SUPPLIED RECORDS ::

_____

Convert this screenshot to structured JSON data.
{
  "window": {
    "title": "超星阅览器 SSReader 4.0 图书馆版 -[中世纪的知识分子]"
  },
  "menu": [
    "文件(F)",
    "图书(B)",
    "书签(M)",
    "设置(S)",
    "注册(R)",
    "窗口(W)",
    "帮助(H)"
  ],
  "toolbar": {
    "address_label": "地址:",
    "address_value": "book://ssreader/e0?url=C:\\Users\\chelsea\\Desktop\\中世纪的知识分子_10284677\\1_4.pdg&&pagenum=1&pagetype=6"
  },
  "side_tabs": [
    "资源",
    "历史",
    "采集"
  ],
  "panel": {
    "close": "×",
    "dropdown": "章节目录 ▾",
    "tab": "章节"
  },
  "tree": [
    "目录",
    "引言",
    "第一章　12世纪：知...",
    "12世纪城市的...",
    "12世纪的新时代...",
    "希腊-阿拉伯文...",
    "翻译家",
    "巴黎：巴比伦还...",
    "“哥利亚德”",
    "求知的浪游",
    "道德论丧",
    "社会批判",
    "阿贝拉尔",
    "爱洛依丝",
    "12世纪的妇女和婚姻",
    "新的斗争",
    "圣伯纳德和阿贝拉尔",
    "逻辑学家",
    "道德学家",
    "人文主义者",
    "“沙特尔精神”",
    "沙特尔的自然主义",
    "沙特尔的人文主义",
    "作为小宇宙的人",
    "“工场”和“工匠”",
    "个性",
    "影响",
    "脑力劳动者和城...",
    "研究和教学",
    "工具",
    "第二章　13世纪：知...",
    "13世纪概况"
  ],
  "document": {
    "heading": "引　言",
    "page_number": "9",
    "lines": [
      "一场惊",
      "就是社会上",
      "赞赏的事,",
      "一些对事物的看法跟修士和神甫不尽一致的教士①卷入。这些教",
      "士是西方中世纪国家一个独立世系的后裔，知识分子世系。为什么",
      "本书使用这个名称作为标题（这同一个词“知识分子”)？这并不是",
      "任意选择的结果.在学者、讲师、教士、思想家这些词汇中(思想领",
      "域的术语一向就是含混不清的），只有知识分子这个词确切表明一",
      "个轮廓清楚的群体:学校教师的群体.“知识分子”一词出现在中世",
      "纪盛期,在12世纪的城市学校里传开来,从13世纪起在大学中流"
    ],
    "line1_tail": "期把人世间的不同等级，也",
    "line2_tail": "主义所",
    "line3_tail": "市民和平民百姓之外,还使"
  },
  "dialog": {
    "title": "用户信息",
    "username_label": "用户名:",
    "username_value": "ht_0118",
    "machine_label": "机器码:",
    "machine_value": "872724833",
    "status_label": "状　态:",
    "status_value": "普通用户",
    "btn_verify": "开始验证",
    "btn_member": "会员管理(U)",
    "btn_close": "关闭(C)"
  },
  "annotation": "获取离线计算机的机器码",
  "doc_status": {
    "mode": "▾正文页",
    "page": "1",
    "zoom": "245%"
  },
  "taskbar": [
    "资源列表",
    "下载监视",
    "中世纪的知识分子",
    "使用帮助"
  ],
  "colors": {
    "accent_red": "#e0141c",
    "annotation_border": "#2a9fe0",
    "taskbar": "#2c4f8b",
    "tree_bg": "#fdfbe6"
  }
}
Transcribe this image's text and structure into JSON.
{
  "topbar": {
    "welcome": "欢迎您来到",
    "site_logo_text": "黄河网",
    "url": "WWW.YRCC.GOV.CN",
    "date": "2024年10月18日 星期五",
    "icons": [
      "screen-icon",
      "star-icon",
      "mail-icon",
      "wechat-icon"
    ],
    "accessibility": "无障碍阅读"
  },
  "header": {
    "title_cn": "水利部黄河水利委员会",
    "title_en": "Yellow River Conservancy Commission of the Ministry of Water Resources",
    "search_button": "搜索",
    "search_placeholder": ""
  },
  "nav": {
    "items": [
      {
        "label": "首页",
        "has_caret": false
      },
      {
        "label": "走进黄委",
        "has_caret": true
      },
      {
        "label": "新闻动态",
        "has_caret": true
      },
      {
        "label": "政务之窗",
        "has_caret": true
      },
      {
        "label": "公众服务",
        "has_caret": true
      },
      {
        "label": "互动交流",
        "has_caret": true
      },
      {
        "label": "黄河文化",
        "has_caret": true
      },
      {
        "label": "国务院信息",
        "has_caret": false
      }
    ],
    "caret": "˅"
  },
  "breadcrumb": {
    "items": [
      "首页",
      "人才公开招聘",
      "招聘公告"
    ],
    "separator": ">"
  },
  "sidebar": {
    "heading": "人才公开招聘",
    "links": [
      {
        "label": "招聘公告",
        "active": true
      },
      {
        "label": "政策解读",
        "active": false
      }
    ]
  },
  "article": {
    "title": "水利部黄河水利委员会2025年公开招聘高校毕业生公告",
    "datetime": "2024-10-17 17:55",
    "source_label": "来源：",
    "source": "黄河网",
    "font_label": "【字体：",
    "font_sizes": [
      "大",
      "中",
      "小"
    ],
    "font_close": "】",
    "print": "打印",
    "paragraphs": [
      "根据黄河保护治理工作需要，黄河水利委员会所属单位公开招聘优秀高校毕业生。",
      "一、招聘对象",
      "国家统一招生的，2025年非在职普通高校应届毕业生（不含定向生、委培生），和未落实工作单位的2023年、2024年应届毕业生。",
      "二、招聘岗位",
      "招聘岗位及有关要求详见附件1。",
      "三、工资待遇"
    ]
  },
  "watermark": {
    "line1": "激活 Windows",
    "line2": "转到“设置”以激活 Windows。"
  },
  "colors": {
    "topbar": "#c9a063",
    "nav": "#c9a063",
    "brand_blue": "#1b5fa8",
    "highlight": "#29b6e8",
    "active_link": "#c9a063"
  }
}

_____

PROBLEM REQUIREMENTS :: Make an exact copy of the listing, including every line.

TASK ANSWER ::
Convert this screenshot to structured JSON data.
{
  "window": {
    "title": "超星阅览器 SSReader 4.0 图书馆版 -[中世纪的知识分子]"
  },
  "menu": [
    "文件(F)",
    "图书(B)",
    "书签(M)",
    "设置(S)",
    "注册(R)",
    "窗口(W)",
    "帮助(H)"
  ],
  "toolbar": {
    "address_label": "地址:",
    "address_value": "book://ssreader/e0?url=C:\\Users\\chelsea\\Desktop\\中世纪的知识分子_10284677\\1_4.pdg&&pagenum=1&pagetype=6"
  },
  "side_tabs": [
    "资源",
    "历史",
    "采集"
  ],
  "panel": {
    "close": "×",
    "dropdown": "章节目录 ▾",
    "tab": "章节"
  },
  "tree": [
    "目录",
    "引言",
    "第一章　12世纪：知...",
    "12世纪城市的...",
    "12世纪的新时代...",
    "希腊-阿拉伯文...",
    "翻译家",
    "巴黎：巴比伦还...",
    "“哥利亚德”",
    "求知的浪游",
    "道德论丧",
    "社会批判",
    "阿贝拉尔",
    "爱洛依丝",
    "12世纪的妇女和婚姻",
    "新的斗争",
    "圣伯纳德和阿贝拉尔",
    "逻辑学家",
    "道德学家",
    "人文主义者",
    "“沙特尔精神”",
    "沙特尔的自然主义",
    "沙特尔的人文主义",
    "作为小宇宙的人",
    "“工场”和“工匠”",
    "个性",
    "影响",
    "脑力劳动者和城...",
    "研究和教学",
    "工具",
    "第二章　13世纪：知...",
    "13世纪概况"
  ],
  "document": {
    "heading": "引　言",
    "page_number": "9",
    "lines": [
      "一场惊",
      "就是社会上",
      "赞赏的事,",
      "一些对事物的看法跟修士和神甫不尽一致的教士①卷入。这些教",
      "士是西方中世纪国家一个独立世系的后裔，知识分子世系。为什么",
      "本书使用这个名称作为标题（这同一个词“知识分子”)？这并不是",
      "任意选择的结果.在学者、讲师、教士、思想家这些词汇中(思想领",
      "域的术语一向就是含混不清的），只有知识分子这个词确切表明一",
      "个轮廓清楚的群体:学校教师的群体.“知识分子”一词出现在中世",
      "纪盛期,在12世纪的城市学校里传开来,从13世纪起在大学中流"
    ],
    "line1_tail": "期把人世间的不同等级，也",
    "line2_tail": "主义所",
    "line3_tail": "市民和平民百姓之外,还使"
  },
  "dialog": {
    "title": "用户信息",
    "username_label": "用户名:",
    "username_value": "ht_0118",
    "machine_label": "机器码:",
    "machine_value": "872724833",
    "status_label": "状　态:",
    "status_value": "普通用户",
    "btn_verify": "开始验证",
    "btn_member": "会员管理(U)",
    "btn_close": "关闭(C)"
  },
  "annotation": "获取离线计算机的机器码",
  "doc_status": {
    "mode": "▾正文页",
    "page": "1",
    "zoom": "245%"
  },
  "taskbar": [
    "资源列表",
    "下载监视",
    "中世纪的知识分子",
    "使用帮助"
  ],
  "colors": {
    "accent_red": "#e0141c",
    "annotation_border": "#2a9fe0",
    "taskbar": "#2c4f8b",
    "tree_bg": "#fdfbe6"
  }
}
Transcribe this image's text and structure into JSON.
{
  "topbar": {
    "welcome": "欢迎您来到",
    "site_logo_text": "黄河网",
    "url": "WWW.YRCC.GOV.CN",
    "date": "2024年10月18日 星期五",
    "icons": [
      "screen-icon",
      "star-icon",
      "mail-icon",
      "wechat-icon"
    ],
    "accessibility": "无障碍阅读"
  },
  "header": {
    "title_cn": "水利部黄河水利委员会",
    "title_en": "Yellow River Conservancy Commission of the Ministry of Water Resources",
    "search_button": "搜索",
    "search_placeholder": ""
  },
  "nav": {
    "items": [
      {
        "label": "首页",
        "has_caret": false
      },
      {
        "label": "走进黄委",
        "has_caret": true
      },
      {
        "label": "新闻动态",
        "has_caret": true
      },
      {
        "label": "政务之窗",
        "has_caret": true
      },
      {
        "label": "公众服务",
        "has_caret": true
      },
      {
        "label": "互动交流",
        "has_caret": true
      },
      {
        "label": "黄河文化",
        "has_caret": true
      },
      {
        "label": "国务院信息",
        "has_caret": false
      }
    ],
    "caret": "˅"
  },
  "breadcrumb": {
    "items": [
      "首页",
      "人才公开招聘",
      "招聘公告"
    ],
    "separator": ">"
  },
  "sidebar": {
    "heading": "人才公开招聘",
    "links": [
      {
        "label": "招聘公告",
        "active": true
      },
      {
        "label": "政策解读",
        "active": false
      }
    ]
  },
  "article": {
    "title": "水利部黄河水利委员会2025年公开招聘高校毕业生公告",
    "datetime": "2024-10-17 17:55",
    "source_label": "来源：",
    "source": "黄河网",
    "font_label": "【字体：",
    "font_sizes": [
      "大",
      "中",
      "小"
    ],
    "font_close": "】",
    "print": "打印",
    "paragraphs": [
      "根据黄河保护治理工作需要，黄河水利委员会所属单位公开招聘优秀高校毕业生。",
      "一、招聘对象",
      "国家统一招生的，2025年非在职普通高校应届毕业生（不含定向生、委培生），和未落实工作单位的2023年、2024年应届毕业生。",
      "二、招聘岗位",
      "招聘岗位及有关要求详见附件1。",
      "三、工资待遇"
    ]
  },
  "watermark": {
    "line1": "激活 Windows",
    "line2": "转到“设置”以激活 Windows。"
  },
  "colors": {
    "topbar": "#c9a063",
    "nav": "#c9a063",
    "brand_blue": "#1b5fa8",
    "highlight": "#29b6e8",
    "active_link": "#c9a063"
  }
}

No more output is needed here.